Recorded data:

[start]

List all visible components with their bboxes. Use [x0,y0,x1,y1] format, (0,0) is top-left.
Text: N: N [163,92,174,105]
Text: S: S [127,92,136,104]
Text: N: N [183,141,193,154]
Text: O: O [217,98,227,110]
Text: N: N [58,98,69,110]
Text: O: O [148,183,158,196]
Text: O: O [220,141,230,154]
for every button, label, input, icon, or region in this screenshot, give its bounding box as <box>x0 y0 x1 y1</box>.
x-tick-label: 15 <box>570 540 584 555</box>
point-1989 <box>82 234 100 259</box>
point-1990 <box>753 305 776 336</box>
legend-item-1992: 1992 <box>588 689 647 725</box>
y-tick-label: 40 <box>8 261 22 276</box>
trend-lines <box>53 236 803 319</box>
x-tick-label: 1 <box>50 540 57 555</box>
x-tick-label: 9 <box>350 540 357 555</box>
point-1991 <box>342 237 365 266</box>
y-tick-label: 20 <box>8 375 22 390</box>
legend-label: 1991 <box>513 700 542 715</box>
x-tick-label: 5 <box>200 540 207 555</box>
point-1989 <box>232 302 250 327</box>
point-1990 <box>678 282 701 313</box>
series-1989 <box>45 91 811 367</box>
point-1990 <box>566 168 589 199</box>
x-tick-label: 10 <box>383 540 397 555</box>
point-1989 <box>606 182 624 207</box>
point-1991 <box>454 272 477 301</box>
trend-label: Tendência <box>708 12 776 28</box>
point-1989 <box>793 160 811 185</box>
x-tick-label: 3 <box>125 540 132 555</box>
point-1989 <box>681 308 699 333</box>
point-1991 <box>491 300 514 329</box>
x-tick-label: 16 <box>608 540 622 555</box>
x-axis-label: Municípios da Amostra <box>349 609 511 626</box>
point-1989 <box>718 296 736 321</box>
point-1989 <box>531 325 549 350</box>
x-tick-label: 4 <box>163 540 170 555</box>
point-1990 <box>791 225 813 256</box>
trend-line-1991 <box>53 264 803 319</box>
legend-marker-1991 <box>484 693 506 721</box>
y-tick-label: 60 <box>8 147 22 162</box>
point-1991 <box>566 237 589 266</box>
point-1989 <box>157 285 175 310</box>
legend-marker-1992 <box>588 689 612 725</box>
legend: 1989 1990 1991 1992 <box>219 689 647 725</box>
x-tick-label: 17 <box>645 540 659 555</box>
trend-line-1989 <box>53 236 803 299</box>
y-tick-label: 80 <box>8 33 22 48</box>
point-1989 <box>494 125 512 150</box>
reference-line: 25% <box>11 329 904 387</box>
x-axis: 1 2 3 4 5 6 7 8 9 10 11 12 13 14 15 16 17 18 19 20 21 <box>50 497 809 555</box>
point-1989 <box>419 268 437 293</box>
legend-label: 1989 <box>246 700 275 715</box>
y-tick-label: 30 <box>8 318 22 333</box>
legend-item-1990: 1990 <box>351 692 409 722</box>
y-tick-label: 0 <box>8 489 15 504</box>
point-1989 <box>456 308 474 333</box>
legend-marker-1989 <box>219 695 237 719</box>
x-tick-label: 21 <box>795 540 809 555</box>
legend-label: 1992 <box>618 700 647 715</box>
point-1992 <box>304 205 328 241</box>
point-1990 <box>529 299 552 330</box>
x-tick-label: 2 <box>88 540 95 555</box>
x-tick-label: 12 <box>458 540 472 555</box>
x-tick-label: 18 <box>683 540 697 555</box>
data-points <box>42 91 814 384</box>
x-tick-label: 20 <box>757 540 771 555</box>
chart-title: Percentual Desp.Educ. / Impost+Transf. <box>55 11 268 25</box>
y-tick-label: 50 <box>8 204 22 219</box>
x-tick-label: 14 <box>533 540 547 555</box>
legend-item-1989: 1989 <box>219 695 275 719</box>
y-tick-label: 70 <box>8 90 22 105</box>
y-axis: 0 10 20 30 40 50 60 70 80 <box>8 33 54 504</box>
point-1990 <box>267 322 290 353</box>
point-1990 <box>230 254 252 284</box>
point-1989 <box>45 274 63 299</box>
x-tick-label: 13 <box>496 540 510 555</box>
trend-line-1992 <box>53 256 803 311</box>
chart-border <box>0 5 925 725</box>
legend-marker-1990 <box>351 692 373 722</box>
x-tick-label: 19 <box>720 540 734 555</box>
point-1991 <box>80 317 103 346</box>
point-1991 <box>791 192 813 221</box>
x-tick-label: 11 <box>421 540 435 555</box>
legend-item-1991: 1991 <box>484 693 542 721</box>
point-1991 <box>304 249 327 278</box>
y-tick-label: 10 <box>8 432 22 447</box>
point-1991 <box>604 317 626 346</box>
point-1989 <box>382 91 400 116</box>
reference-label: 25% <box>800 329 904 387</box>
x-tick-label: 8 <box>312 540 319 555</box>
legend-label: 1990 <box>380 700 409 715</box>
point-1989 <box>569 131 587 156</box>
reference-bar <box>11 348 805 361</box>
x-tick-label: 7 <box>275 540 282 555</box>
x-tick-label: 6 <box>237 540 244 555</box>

[end]

Task statement:
Put each line of the records above into a numbered list, omitting blank lines.

Task answer:
1. List all visible components with their bboxes. Use [x0,y0,x1,y1] format, (0,0) is top-left.
2. Text: N: N [163,92,174,105]
3. Text: S: S [127,92,136,104]
4. Text: N: N [183,141,193,154]
5. Text: O: O [217,98,227,110]
6. Text: N: N [58,98,69,110]
7. Text: O: O [148,183,158,196]
8. Text: O: O [220,141,230,154]
9. for every button, label, input, icon, or region in this screenshot, give its bounding box as <box>x0 y0 x1 y1</box>.
10. x-tick-label: 15 <box>570 540 584 555</box>
11. point-1989 <box>82 234 100 259</box>
12. point-1990 <box>753 305 776 336</box>
13. legend-item-1992: 1992 <box>588 689 647 725</box>
14. y-tick-label: 40 <box>8 261 22 276</box>
15. trend-lines <box>53 236 803 319</box>
16. x-tick-label: 1 <box>50 540 57 555</box>
17. x-tick-label: 9 <box>350 540 357 555</box>
18. point-1991 <box>342 237 365 266</box>
19. y-tick-label: 20 <box>8 375 22 390</box>
20. legend-label: 1991 <box>513 700 542 715</box>
21. x-tick-label: 5 <box>200 540 207 555</box>
22. point-1989 <box>232 302 250 327</box>
23. point-1990 <box>678 282 701 313</box>
24. series-1989 <box>45 91 811 367</box>
25. point-1990 <box>566 168 589 199</box>
26. x-tick-label: 10 <box>383 540 397 555</box>
27. point-1989 <box>606 182 624 207</box>
28. point-1991 <box>454 272 477 301</box>
29. trend-label: Tendência <box>708 12 776 28</box>
30. point-1989 <box>793 160 811 185</box>
31. x-tick-label: 3 <box>125 540 132 555</box>
32. point-1989 <box>681 308 699 333</box>
33. point-1991 <box>491 300 514 329</box>
34. x-tick-label: 16 <box>608 540 622 555</box>
35. x-axis-label: Municípios da Amostra <box>349 609 511 626</box>
36. point-1989 <box>718 296 736 321</box>
37. point-1989 <box>531 325 549 350</box>
38. x-tick-label: 4 <box>163 540 170 555</box>
39. point-1990 <box>791 225 813 256</box>
40. trend-line-1991 <box>53 264 803 319</box>
41. legend-marker-1991 <box>484 693 506 721</box>
42. y-tick-label: 60 <box>8 147 22 162</box>
43. point-1991 <box>566 237 589 266</box>
44. point-1989 <box>157 285 175 310</box>
45. legend-marker-1992 <box>588 689 612 725</box>
46. legend: 1989 1990 1991 1992 <box>219 689 647 725</box>
47. x-tick-label: 17 <box>645 540 659 555</box>
48. trend-line-1989 <box>53 236 803 299</box>
49. y-tick-label: 80 <box>8 33 22 48</box>
50. point-1989 <box>494 125 512 150</box>
51. reference-line: 25% <box>11 329 904 387</box>
52. x-axis: 1 2 3 4 5 6 7 8 9 10 11 12 13 14 15 16 17 18 19 20 21 <box>50 497 809 555</box>
53. point-1989 <box>419 268 437 293</box>
54. legend-label: 1989 <box>246 700 275 715</box>
55. y-tick-label: 30 <box>8 318 22 333</box>
56. legend-item-1990: 1990 <box>351 692 409 722</box>
57. y-tick-label: 0 <box>8 489 15 504</box>
58. point-1989 <box>456 308 474 333</box>
59. legend-marker-1989 <box>219 695 237 719</box>
60. x-tick-label: 21 <box>795 540 809 555</box>
61. legend-label: 1992 <box>618 700 647 715</box>
62. point-1992 <box>304 205 328 241</box>
63. point-1990 <box>529 299 552 330</box>
64. x-tick-label: 2 <box>88 540 95 555</box>
65. x-tick-label: 12 <box>458 540 472 555</box>
66. x-tick-label: 18 <box>683 540 697 555</box>
67. data-points <box>42 91 814 384</box>
68. x-tick-label: 20 <box>757 540 771 555</box>
69. chart-title: Percentual Desp.Educ. / Impost+Transf. <box>55 11 268 25</box>
70. y-tick-label: 50 <box>8 204 22 219</box>
71. x-tick-label: 14 <box>533 540 547 555</box>
72. legend-item-1989: 1989 <box>219 695 275 719</box>
73. y-tick-label: 70 <box>8 90 22 105</box>
74. y-axis: 0 10 20 30 40 50 60 70 80 <box>8 33 54 504</box>
75. point-1990 <box>267 322 290 353</box>
76. point-1990 <box>230 254 252 284</box>
77. point-1989 <box>45 274 63 299</box>
78. x-tick-label: 13 <box>496 540 510 555</box>
79. trend-line-1992 <box>53 256 803 311</box>
80. chart-border <box>0 5 925 725</box>
81. legend-marker-1990 <box>351 692 373 722</box>
82. x-tick-label: 19 <box>720 540 734 555</box>
83. point-1991 <box>80 317 103 346</box>
84. point-1991 <box>791 192 813 221</box>
85. x-tick-label: 11 <box>421 540 435 555</box>
86. legend-item-1991: 1991 <box>484 693 542 721</box>
87. point-1991 <box>304 249 327 278</box>
88. y-tick-label: 10 <box>8 432 22 447</box>
89. point-1991 <box>604 317 626 346</box>
90. point-1989 <box>382 91 400 116</box>
91. reference-label: 25% <box>800 329 904 387</box>
92. x-tick-label: 8 <box>312 540 319 555</box>
93. legend-label: 1990 <box>380 700 409 715</box>
94. point-1989 <box>569 131 587 156</box>
95. reference-bar <box>11 348 805 361</box>
96. x-tick-label: 7 <box>275 540 282 555</box>
97. x-tick-label: 6 <box>237 540 244 555</box>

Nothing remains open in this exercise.